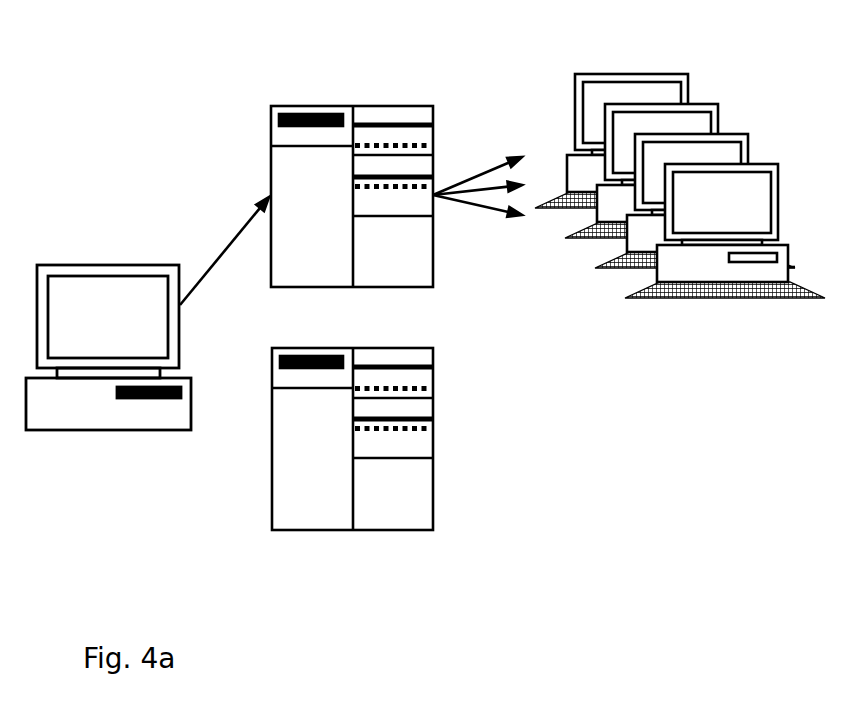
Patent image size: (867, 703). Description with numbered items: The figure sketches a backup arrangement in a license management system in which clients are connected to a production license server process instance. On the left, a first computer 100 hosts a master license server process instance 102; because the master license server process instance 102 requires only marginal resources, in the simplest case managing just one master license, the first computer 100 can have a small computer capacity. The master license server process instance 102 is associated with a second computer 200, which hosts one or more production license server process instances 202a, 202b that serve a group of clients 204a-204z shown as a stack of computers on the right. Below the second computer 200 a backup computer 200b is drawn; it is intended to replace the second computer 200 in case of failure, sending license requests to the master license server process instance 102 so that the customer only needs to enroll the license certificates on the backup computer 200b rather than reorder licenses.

The first computer 100 is at (108, 386).
The master license server process instance 102 is at (108, 430).
The second computer 200 is at (374, 157).
The production license server process instance 202a is at (374, 157).
The production license server process instance 202b is at (310, 106).
The backup computer 200b is at (348, 530).
The client 204a is at (680, 279).
The client 204z is at (817, 348).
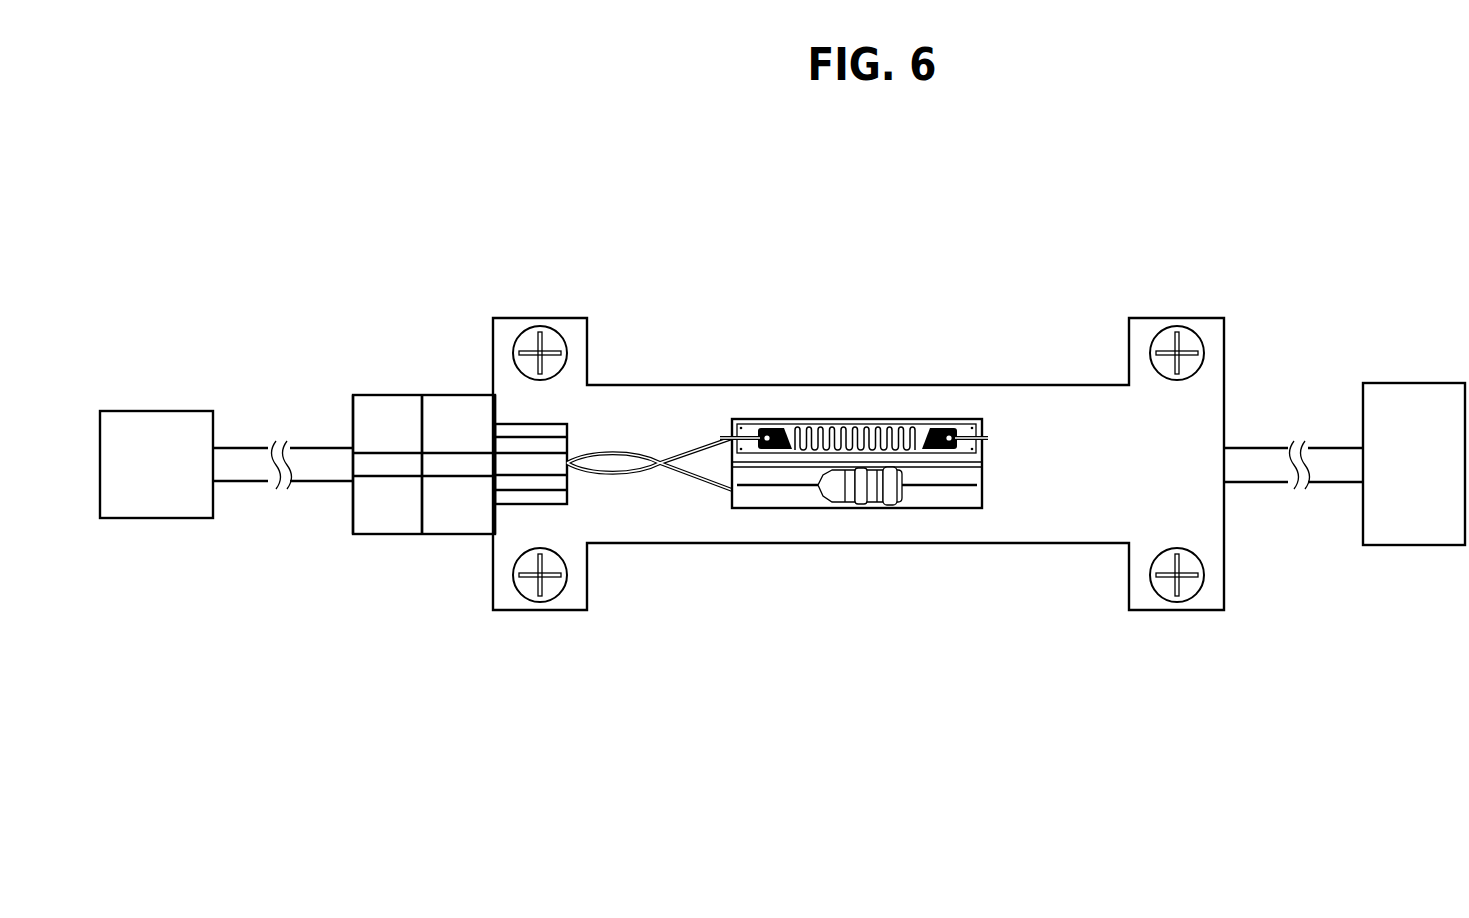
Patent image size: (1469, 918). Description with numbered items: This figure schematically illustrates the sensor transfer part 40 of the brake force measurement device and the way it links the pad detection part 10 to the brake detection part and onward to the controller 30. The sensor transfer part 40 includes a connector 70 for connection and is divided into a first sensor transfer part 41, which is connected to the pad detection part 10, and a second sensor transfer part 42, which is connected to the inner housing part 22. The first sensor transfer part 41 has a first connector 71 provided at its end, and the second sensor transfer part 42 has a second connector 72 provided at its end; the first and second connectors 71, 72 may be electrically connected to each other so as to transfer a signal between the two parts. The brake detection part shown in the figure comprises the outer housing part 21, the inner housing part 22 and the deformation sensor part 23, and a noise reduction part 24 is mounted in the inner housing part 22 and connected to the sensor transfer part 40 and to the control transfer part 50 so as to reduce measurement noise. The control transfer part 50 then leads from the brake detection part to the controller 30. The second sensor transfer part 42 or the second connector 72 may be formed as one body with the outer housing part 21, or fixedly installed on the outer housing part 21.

☆ ☆ ☆ ☆ ☆ ☆ ☆

* What is being asked: Lay out every line of the records above as a numbered list, skipping any blank lines. Leave the pictures out of the answer.

* Written answer:
1. Patent image size: (867, 703). Description with numbered items: The figure sketches a backup arrangement in a license management system in which clients are connected to a production license server process instance. On the left, a first computer 100 hosts a master license server process instance 102; because the master license server process instance 102 requires only marginal resources, in the simplest case managing just one master license, the first computer 100 can have a small computer capacity. The master license server process instance 102 is associated with a second computer 200, which hosts one or more production license server process instances 202a, 202b that serve a group of clients 204a-204z shown as a stack of computers on the right. Below the second computer 200 a backup computer 200b is drawn; it is intended to replace the second computer 200 in case of failure, sending license requests to the master license server process instance 102 so that the customer only needs to enroll the license certificates on the backup computer 200b rather than reorder licenses.
2. The first computer 100 is at (108, 386).
3. The master license server process instance 102 is at (108, 430).
4. The second computer 200 is at (374, 157).
5. The production license server process instance 202a is at (374, 157).
6. The production license server process instance 202b is at (310, 106).
7. The backup computer 200b is at (348, 530).
8. The client 204a is at (680, 279).
9. The client 204z is at (817, 348).
10. Patent image size: (1469, 918). Description with numbered items: This figure schematically illustrates the sensor transfer part 40 of the brake force measurement device and the way it links the pad detection part 10 to the brake detection part and onward to the controller 30. The sensor transfer part 40 includes a connector 70 for connection and is divided into a first sensor transfer part 41, which is connected to the pad detection part 10, and a second sensor transfer part 42, which is connected to the inner housing part 22. The first sensor transfer part 41 has a first connector 71 provided at its end, and the second sensor transfer part 42 has a second connector 72 provided at its end; the first and second connectors 71, 72 may be electrically connected to each other so as to transfer a signal between the two parts. The brake detection part shown in the figure comprises the outer housing part 21, the inner housing part 22 and the deformation sensor part 23, and a noise reduction part 24 is mounted in the inner housing part 22 and connected to the sensor transfer part 40 and to the control transfer part 50 so as to reduce measurement noise. The control transfer part 50 then leads from the brake detection part to the controller 30. The second sensor transfer part 42 or the second connector 72 may be formed as one body with the outer housing part 21, or fixedly installed on the outer housing part 21.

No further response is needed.